(Data entries)
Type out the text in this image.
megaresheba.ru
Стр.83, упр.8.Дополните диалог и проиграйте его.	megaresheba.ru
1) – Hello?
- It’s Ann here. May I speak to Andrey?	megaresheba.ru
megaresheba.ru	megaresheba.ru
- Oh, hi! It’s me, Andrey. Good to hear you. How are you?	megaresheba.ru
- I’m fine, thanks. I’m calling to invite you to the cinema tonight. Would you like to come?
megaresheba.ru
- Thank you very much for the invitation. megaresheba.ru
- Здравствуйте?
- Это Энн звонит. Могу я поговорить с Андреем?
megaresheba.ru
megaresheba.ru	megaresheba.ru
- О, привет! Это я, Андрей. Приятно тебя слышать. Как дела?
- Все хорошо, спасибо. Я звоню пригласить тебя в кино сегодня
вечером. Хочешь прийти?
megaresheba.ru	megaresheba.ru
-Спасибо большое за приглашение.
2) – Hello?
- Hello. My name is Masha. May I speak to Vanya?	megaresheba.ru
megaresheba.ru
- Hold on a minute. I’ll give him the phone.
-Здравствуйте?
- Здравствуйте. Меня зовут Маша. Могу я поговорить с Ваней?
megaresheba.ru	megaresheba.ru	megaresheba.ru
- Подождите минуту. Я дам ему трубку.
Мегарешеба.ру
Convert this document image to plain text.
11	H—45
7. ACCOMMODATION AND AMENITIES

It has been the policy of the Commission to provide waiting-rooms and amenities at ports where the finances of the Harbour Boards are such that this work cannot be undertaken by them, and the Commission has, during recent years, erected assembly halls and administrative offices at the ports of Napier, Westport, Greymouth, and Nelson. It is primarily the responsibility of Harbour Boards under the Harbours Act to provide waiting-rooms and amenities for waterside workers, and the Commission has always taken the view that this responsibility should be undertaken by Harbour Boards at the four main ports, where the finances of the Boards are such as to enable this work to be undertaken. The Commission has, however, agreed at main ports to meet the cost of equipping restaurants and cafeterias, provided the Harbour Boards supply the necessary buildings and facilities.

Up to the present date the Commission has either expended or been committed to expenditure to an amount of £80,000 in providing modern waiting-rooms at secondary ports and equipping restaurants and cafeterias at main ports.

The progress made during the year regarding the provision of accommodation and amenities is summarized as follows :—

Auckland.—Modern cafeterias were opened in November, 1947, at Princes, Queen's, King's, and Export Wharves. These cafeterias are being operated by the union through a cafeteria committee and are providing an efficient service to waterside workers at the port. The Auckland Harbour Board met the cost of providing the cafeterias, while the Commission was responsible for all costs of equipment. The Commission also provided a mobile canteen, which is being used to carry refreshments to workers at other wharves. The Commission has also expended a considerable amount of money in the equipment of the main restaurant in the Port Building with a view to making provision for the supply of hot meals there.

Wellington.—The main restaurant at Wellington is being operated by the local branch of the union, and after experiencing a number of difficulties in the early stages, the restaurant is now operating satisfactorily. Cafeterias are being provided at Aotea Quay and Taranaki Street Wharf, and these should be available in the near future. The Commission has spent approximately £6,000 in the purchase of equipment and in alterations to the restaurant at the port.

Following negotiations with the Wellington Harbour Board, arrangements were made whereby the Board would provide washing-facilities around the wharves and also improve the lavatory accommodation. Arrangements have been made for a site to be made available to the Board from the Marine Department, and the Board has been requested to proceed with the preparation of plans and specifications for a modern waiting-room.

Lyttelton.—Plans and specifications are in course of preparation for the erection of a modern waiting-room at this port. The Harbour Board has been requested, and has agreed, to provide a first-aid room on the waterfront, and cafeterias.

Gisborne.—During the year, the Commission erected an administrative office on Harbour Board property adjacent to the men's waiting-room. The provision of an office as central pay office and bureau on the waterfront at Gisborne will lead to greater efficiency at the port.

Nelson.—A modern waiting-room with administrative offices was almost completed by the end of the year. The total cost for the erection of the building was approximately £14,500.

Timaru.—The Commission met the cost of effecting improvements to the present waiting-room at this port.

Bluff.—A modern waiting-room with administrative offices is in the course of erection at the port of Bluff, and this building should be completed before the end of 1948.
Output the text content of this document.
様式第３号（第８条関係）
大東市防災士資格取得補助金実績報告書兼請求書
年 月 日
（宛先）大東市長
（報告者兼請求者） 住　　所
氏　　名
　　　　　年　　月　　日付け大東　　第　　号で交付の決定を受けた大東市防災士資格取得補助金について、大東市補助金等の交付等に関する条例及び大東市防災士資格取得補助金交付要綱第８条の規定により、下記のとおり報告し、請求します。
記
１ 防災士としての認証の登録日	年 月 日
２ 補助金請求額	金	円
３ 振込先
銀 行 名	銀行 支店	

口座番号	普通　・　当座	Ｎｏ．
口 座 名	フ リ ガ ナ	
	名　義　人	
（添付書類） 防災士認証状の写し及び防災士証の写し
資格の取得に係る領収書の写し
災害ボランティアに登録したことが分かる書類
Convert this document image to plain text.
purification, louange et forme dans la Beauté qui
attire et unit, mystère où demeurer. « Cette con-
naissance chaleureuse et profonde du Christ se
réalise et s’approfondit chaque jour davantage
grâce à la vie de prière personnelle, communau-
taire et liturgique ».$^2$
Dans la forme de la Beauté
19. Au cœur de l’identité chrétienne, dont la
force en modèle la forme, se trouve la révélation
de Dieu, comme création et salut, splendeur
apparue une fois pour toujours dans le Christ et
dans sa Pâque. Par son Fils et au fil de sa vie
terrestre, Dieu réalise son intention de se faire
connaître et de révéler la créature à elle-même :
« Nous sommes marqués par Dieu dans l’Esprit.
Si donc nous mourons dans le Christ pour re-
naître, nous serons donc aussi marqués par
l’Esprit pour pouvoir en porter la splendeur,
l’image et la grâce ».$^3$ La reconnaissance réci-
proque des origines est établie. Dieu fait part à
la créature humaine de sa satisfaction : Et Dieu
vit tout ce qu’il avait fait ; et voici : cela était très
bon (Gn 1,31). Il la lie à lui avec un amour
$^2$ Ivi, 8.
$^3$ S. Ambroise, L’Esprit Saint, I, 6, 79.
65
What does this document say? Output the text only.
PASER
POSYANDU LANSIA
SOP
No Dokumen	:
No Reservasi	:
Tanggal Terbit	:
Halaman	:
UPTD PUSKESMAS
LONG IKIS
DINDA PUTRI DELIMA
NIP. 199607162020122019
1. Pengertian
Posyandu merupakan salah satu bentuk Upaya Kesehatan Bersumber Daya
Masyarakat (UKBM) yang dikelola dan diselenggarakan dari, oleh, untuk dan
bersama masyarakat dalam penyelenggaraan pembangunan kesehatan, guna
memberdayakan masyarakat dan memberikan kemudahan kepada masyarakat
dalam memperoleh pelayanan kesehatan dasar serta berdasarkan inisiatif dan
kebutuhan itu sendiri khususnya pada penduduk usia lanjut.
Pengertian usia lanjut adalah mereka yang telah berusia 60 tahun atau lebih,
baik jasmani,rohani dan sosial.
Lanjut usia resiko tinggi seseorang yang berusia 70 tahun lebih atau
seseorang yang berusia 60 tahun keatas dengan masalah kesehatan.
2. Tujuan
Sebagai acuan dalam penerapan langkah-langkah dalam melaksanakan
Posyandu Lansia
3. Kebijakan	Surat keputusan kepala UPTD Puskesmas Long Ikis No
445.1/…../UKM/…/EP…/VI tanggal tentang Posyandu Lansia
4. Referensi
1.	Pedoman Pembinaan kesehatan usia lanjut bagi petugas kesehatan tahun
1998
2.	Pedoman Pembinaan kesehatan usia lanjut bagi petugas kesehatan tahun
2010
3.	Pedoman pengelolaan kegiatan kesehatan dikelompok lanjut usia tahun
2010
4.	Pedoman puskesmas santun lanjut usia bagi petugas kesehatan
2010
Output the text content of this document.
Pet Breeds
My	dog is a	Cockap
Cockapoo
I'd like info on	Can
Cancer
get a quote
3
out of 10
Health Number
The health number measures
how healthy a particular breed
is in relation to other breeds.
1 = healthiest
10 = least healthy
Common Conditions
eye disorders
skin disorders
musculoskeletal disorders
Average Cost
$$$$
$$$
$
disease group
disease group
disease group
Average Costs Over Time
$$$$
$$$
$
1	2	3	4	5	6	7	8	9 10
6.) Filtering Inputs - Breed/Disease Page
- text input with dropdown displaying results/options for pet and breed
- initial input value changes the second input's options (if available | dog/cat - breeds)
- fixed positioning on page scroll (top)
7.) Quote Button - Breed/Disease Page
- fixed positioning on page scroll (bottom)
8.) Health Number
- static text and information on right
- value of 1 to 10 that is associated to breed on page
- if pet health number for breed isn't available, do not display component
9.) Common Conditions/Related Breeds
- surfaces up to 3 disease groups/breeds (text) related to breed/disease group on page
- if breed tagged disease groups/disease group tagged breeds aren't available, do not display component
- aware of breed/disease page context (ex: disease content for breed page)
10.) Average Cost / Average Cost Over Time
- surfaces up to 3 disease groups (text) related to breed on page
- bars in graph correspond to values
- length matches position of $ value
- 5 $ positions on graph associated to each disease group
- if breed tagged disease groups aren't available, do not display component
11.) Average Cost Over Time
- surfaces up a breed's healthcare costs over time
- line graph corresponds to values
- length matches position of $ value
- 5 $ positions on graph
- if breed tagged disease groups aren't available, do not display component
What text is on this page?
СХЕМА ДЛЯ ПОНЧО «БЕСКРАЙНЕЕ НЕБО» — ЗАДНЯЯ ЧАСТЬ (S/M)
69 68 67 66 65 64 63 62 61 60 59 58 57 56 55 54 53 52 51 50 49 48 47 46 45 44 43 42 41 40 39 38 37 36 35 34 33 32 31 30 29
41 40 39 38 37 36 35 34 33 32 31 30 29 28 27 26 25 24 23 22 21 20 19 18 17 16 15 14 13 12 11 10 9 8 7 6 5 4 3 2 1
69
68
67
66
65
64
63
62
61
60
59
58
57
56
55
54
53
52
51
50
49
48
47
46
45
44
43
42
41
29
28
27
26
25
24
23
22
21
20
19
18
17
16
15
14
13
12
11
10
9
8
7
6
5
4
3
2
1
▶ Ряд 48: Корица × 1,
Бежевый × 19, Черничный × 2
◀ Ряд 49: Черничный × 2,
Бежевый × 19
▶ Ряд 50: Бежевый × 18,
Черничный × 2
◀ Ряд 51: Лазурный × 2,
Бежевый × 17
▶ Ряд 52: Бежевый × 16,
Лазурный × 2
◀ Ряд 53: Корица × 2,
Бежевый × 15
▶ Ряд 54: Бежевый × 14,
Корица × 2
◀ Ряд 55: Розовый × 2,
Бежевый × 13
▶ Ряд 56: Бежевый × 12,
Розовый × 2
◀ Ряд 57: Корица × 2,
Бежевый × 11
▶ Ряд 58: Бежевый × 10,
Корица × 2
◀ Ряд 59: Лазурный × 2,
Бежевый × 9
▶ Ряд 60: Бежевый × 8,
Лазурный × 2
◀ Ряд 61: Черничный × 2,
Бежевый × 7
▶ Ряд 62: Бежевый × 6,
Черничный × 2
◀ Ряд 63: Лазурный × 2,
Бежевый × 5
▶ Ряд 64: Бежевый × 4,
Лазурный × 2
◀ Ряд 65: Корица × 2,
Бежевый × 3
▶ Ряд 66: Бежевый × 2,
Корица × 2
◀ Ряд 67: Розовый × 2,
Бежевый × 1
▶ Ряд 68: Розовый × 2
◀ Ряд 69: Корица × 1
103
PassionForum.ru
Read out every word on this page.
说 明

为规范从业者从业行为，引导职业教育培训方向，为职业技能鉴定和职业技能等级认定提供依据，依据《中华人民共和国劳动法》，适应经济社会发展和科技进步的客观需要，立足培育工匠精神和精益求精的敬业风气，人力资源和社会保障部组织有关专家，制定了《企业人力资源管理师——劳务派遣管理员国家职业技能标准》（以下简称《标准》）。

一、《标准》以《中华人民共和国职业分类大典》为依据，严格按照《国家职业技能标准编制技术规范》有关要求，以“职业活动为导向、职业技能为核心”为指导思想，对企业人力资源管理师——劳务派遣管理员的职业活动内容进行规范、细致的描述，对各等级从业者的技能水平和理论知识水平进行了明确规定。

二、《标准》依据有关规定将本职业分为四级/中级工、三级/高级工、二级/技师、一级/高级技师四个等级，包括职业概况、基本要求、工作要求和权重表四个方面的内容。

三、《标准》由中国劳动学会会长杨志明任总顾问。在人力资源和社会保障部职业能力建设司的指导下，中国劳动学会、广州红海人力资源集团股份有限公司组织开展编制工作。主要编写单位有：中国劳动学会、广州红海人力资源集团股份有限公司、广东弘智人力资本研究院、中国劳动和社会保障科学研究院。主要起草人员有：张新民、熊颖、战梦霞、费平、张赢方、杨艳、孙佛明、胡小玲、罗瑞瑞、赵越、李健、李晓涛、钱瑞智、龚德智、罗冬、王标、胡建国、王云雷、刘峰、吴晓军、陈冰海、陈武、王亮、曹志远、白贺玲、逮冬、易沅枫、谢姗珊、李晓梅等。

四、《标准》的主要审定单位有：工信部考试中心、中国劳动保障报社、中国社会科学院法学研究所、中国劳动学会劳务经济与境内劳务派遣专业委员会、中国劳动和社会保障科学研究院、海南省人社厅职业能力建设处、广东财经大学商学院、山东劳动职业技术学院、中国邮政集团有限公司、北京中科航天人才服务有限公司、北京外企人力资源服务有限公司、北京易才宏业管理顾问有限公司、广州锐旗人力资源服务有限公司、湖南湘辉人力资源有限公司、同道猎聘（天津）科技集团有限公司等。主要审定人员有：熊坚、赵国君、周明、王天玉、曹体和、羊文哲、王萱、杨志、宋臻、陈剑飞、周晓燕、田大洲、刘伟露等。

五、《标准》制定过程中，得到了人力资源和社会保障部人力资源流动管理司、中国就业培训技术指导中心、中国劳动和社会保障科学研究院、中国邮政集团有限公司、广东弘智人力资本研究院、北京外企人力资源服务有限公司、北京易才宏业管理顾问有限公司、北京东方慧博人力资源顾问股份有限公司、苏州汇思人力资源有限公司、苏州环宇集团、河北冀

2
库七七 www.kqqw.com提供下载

**Problem description**
Find each line holding the string "associated" and copy it out.

**Result of this exercise**
- value of 1 to 10 that is associated to breed on page
- 5 $ positions on graph associated to each disease group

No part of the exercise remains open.